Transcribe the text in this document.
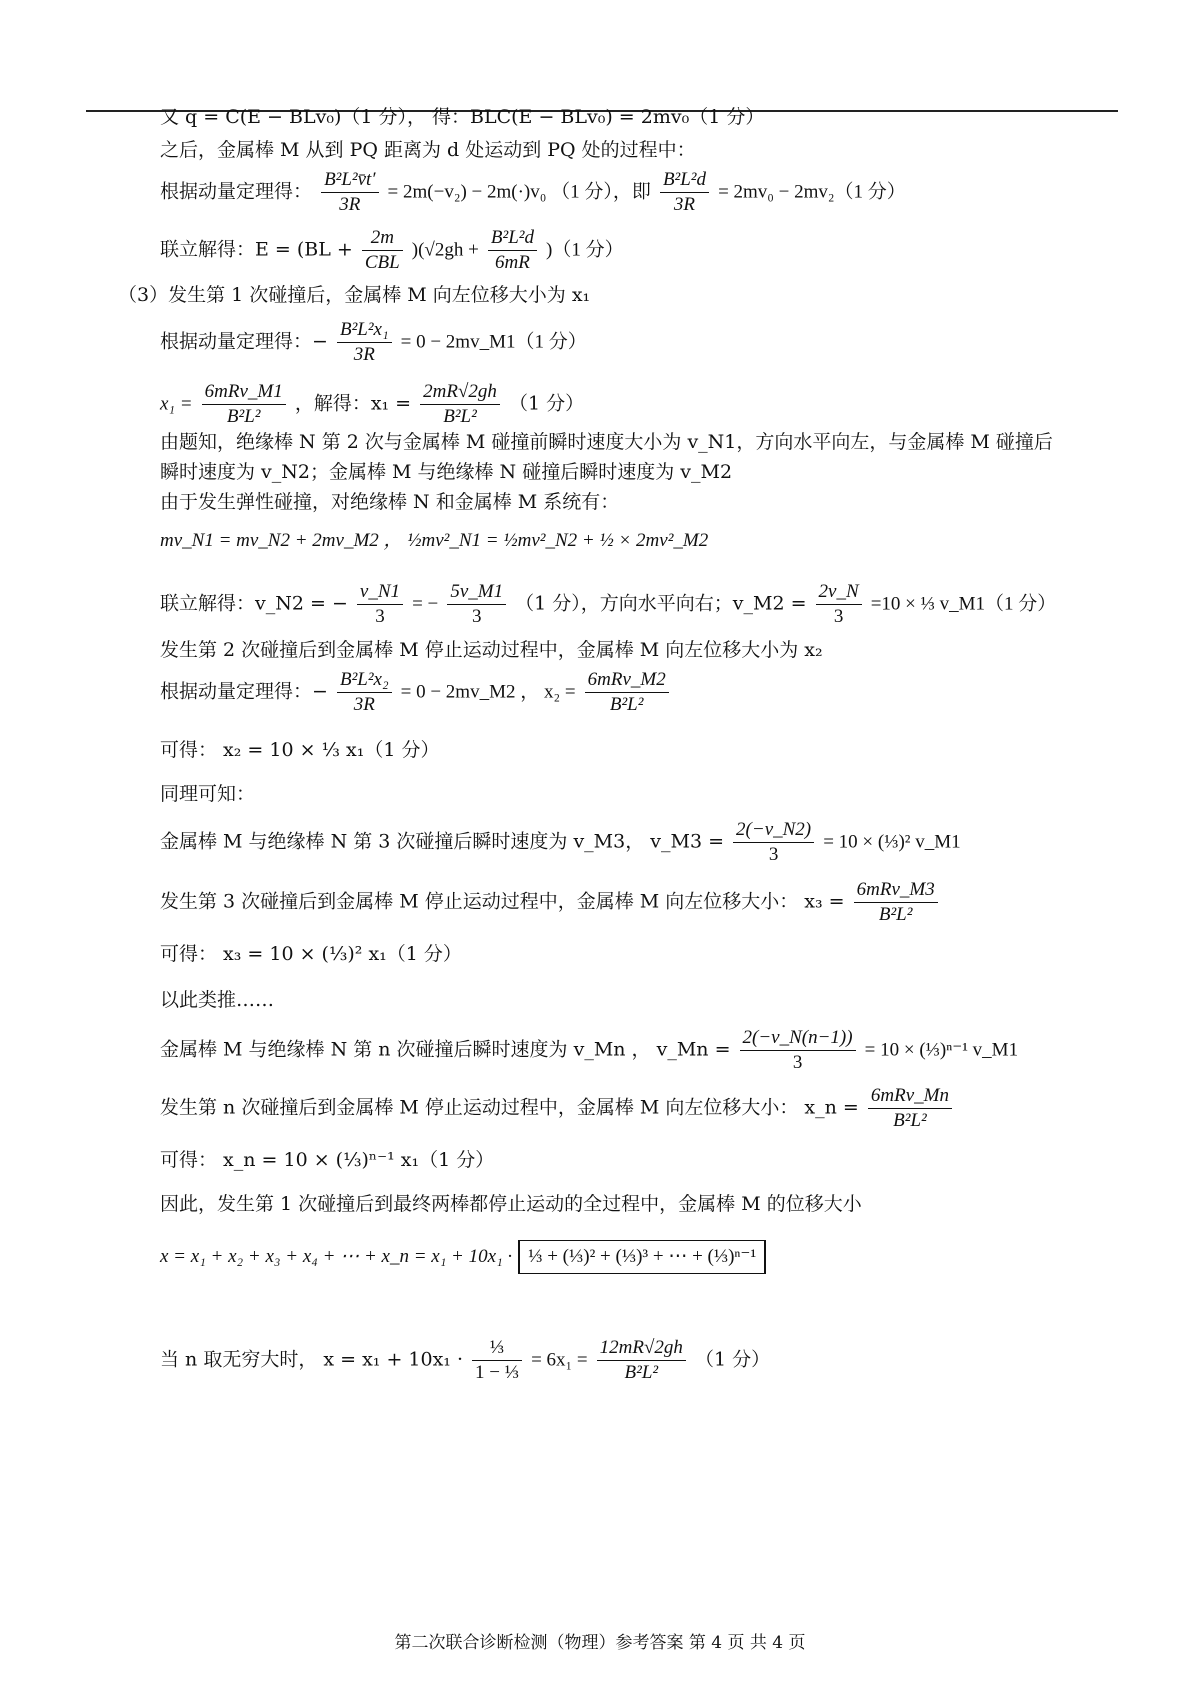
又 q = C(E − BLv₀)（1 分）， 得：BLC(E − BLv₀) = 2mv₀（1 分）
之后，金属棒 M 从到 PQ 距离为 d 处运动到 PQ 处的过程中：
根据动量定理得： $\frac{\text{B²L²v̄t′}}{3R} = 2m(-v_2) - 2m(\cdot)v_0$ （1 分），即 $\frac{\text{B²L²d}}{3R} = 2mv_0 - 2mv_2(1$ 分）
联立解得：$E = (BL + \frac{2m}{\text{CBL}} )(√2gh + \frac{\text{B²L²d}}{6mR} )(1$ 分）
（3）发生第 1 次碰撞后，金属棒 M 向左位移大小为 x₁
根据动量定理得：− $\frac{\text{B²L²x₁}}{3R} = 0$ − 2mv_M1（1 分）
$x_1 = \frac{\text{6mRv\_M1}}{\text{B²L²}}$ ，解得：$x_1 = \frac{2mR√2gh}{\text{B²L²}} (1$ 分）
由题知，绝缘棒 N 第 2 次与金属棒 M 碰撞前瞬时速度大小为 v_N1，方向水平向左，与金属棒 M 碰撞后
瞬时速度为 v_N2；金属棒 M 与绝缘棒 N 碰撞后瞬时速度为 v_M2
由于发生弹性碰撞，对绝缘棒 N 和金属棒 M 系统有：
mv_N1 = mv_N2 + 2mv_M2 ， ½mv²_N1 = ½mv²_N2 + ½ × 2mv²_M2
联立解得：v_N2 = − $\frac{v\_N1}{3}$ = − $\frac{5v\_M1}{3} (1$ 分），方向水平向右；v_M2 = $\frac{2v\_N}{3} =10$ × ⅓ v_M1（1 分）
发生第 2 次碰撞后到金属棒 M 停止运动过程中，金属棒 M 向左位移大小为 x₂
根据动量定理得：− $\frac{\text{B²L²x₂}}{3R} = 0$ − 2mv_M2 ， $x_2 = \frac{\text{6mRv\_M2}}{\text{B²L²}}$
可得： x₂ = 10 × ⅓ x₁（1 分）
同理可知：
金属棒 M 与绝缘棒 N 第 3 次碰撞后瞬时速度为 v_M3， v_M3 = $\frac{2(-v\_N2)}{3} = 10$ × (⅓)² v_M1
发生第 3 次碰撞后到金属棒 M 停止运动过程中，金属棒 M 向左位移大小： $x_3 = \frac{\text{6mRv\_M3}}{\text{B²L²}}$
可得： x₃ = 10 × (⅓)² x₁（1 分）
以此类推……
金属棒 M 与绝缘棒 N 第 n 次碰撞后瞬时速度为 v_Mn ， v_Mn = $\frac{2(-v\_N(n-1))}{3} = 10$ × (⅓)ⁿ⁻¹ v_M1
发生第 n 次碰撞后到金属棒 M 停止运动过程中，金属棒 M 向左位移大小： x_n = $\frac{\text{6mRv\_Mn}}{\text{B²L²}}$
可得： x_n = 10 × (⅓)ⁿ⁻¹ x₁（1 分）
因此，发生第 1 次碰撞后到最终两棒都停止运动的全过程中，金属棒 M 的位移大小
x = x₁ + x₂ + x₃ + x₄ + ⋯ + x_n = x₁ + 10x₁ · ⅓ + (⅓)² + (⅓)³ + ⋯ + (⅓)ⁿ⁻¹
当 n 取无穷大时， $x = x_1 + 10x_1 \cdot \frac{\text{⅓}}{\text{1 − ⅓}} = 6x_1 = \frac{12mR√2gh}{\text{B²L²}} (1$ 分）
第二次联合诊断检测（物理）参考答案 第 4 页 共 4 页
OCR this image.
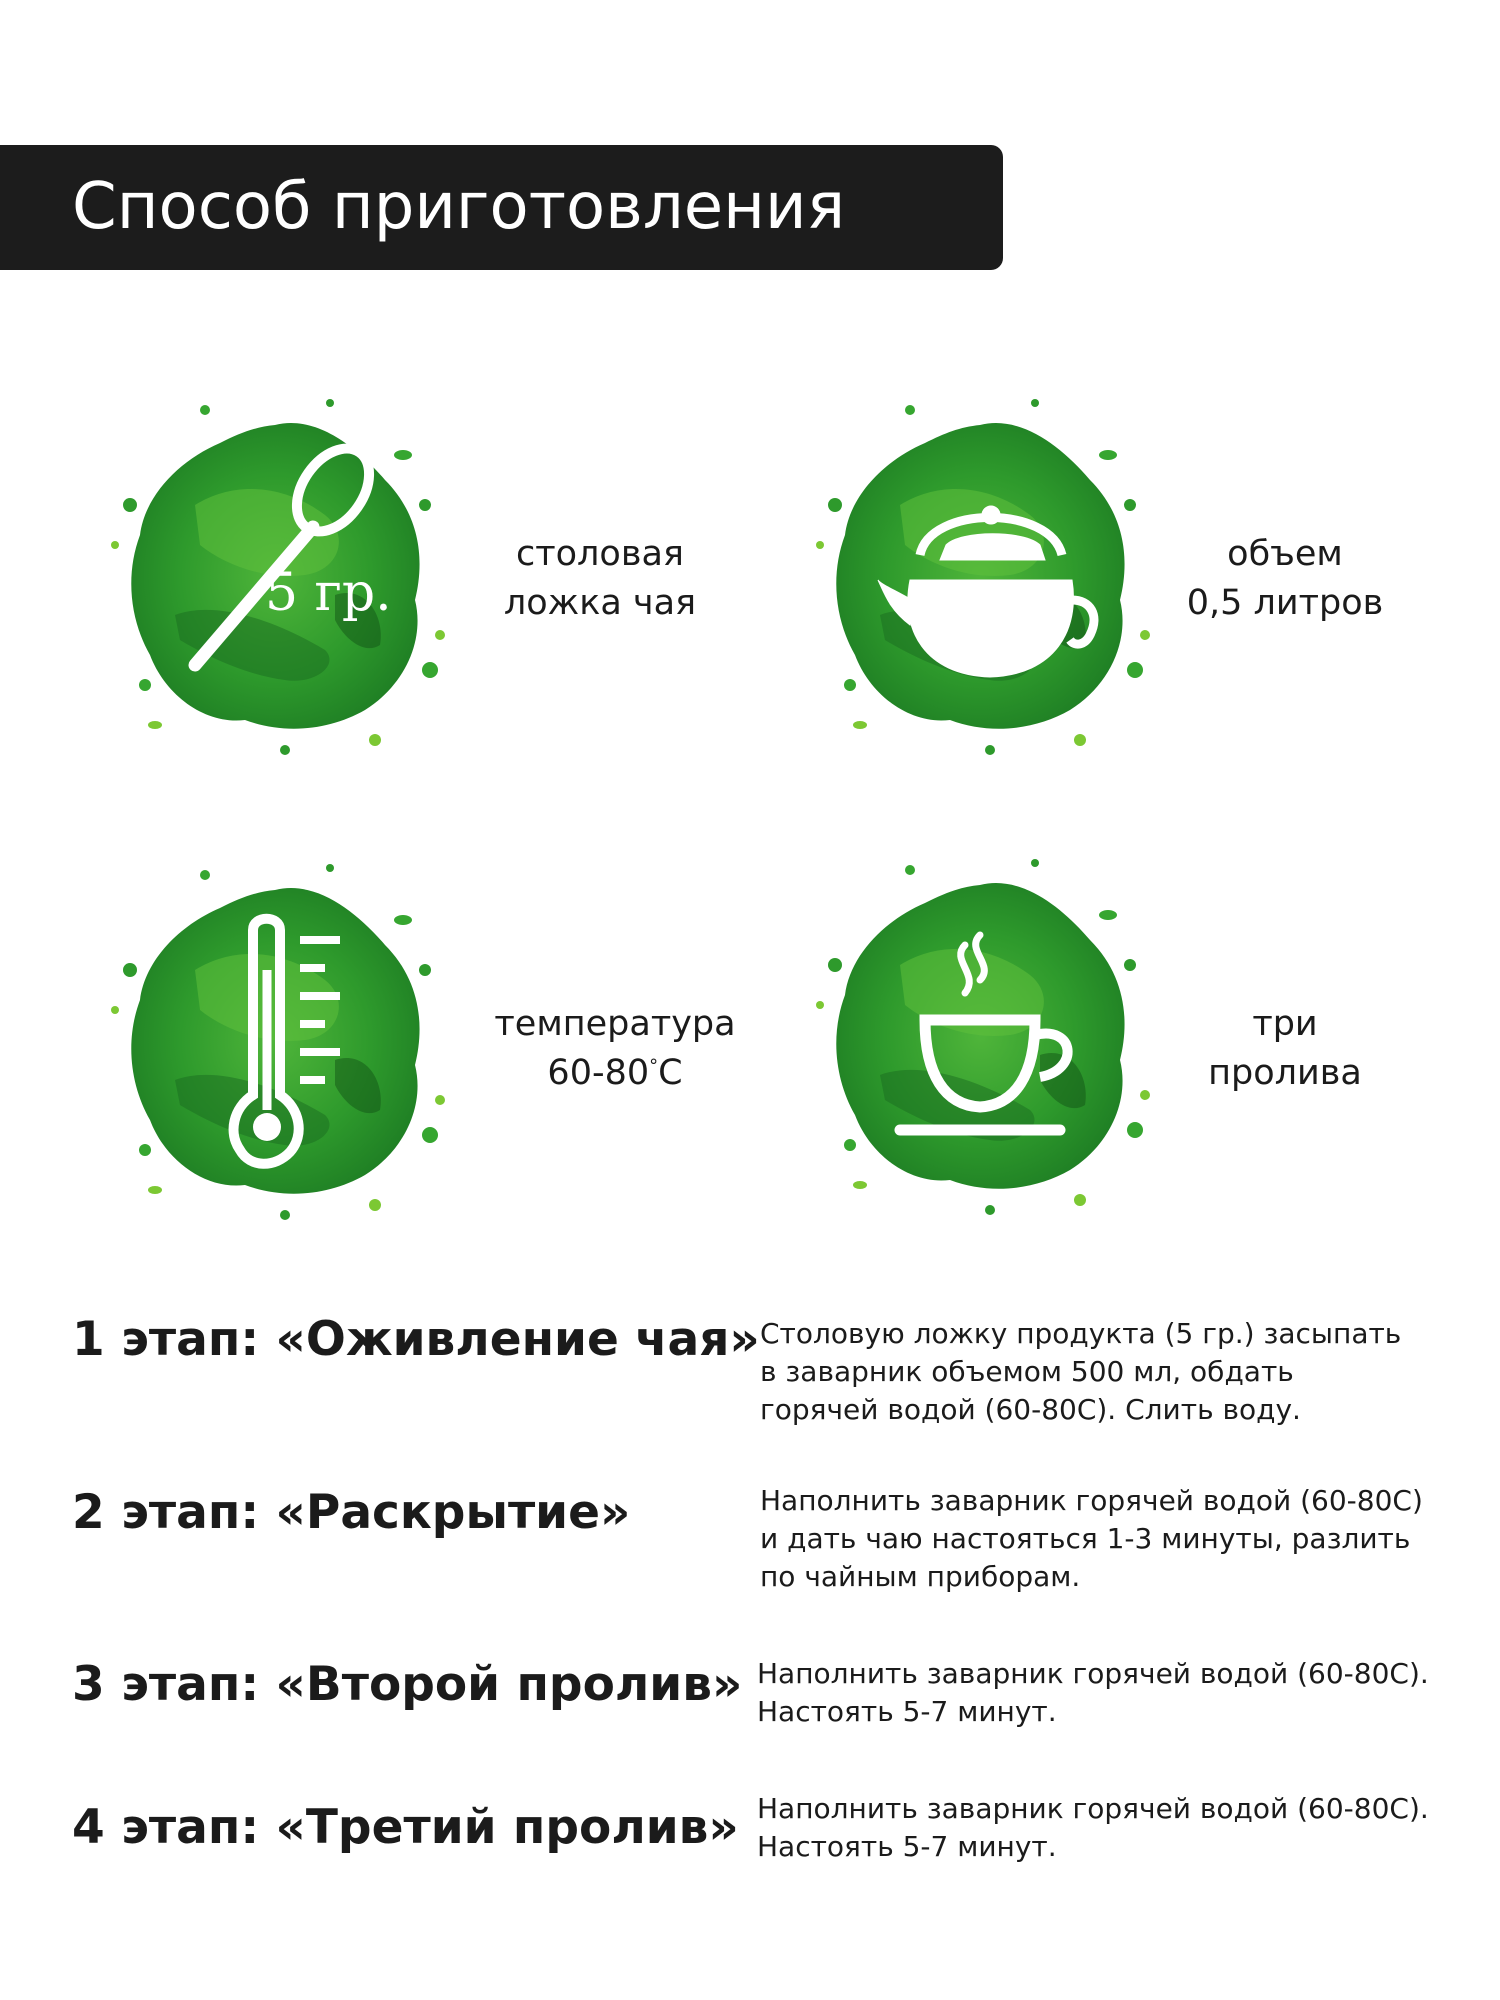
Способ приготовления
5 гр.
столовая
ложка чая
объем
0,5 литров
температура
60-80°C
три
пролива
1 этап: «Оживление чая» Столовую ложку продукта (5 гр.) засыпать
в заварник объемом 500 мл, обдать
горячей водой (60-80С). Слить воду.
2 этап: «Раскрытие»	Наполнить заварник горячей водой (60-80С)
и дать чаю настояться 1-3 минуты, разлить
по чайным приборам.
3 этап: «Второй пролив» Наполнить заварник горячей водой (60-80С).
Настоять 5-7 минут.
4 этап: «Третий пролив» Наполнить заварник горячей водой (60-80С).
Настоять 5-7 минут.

━━━━━━━━━━

- Task prompt: What is the number of lines in the listing above that contain the string "次碰撞后瞬时速度为"? Give only the number.

- Solved problem: 2